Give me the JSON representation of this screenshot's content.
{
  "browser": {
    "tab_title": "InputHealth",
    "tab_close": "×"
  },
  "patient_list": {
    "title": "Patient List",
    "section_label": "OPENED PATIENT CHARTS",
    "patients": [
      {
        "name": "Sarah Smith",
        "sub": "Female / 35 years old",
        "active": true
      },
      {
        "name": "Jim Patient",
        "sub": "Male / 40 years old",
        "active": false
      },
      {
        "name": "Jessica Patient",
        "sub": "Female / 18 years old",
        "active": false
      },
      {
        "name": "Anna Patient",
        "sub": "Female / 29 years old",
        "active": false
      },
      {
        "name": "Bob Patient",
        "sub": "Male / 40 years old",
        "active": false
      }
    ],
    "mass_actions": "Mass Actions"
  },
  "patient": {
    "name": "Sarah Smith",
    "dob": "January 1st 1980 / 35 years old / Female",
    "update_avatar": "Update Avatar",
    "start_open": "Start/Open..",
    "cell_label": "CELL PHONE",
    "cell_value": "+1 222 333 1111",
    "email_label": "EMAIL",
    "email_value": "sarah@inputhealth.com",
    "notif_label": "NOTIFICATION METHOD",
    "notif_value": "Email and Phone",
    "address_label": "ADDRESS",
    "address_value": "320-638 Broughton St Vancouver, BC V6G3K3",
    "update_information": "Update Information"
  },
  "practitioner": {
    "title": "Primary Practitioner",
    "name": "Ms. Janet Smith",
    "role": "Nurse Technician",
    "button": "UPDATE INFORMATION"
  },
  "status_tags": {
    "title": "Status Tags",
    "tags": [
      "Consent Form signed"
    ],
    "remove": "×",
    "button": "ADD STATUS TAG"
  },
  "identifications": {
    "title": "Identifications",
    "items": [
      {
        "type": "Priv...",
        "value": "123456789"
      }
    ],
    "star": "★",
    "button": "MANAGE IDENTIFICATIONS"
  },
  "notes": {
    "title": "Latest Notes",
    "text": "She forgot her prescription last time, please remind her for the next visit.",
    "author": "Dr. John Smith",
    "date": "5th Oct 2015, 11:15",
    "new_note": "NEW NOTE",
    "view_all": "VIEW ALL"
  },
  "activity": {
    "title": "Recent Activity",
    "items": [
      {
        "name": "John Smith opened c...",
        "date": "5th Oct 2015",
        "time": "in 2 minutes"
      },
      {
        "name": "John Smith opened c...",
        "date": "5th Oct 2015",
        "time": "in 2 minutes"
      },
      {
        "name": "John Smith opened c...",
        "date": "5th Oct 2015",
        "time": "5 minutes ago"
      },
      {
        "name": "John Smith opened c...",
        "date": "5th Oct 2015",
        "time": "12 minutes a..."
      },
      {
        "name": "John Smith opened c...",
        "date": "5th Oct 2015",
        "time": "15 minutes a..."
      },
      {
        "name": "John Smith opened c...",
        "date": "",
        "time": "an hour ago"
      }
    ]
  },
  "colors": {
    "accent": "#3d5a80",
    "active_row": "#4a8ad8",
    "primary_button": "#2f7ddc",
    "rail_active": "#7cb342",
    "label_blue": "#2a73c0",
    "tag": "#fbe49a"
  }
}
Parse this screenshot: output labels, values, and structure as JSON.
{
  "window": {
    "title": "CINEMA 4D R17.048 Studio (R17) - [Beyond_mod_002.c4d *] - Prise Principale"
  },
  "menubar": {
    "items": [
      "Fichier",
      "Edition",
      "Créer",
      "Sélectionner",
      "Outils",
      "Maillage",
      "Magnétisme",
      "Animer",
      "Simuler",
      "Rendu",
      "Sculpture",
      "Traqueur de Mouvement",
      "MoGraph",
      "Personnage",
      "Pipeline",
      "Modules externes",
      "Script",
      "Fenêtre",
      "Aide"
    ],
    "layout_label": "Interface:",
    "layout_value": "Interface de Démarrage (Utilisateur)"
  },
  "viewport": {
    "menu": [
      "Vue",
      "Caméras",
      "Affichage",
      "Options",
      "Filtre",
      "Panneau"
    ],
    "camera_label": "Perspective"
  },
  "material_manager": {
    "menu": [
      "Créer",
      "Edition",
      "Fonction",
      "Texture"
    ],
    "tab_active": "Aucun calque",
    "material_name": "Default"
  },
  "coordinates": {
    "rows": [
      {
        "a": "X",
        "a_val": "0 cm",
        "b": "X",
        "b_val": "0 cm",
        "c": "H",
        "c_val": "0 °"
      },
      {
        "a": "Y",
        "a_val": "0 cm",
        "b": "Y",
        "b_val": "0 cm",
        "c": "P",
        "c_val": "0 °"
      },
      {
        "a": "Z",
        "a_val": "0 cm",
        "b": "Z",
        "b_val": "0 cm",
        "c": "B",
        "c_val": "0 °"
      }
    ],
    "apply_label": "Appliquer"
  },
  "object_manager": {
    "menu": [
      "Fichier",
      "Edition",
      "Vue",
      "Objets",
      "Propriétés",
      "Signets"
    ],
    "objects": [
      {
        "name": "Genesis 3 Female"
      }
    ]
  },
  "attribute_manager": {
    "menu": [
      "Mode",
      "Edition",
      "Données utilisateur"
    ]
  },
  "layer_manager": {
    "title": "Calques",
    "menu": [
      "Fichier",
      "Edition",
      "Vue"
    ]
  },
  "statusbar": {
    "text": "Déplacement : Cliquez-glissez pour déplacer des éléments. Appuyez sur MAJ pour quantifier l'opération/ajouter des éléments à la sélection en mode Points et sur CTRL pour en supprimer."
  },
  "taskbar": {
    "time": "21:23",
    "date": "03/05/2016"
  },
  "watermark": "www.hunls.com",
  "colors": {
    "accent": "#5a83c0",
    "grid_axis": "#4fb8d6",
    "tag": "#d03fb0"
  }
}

------------------------------------------------------------

## What the exercise asks
Within the listing, how many lines carry the word "time"? Answer with the number alone.

## Answer for the task
8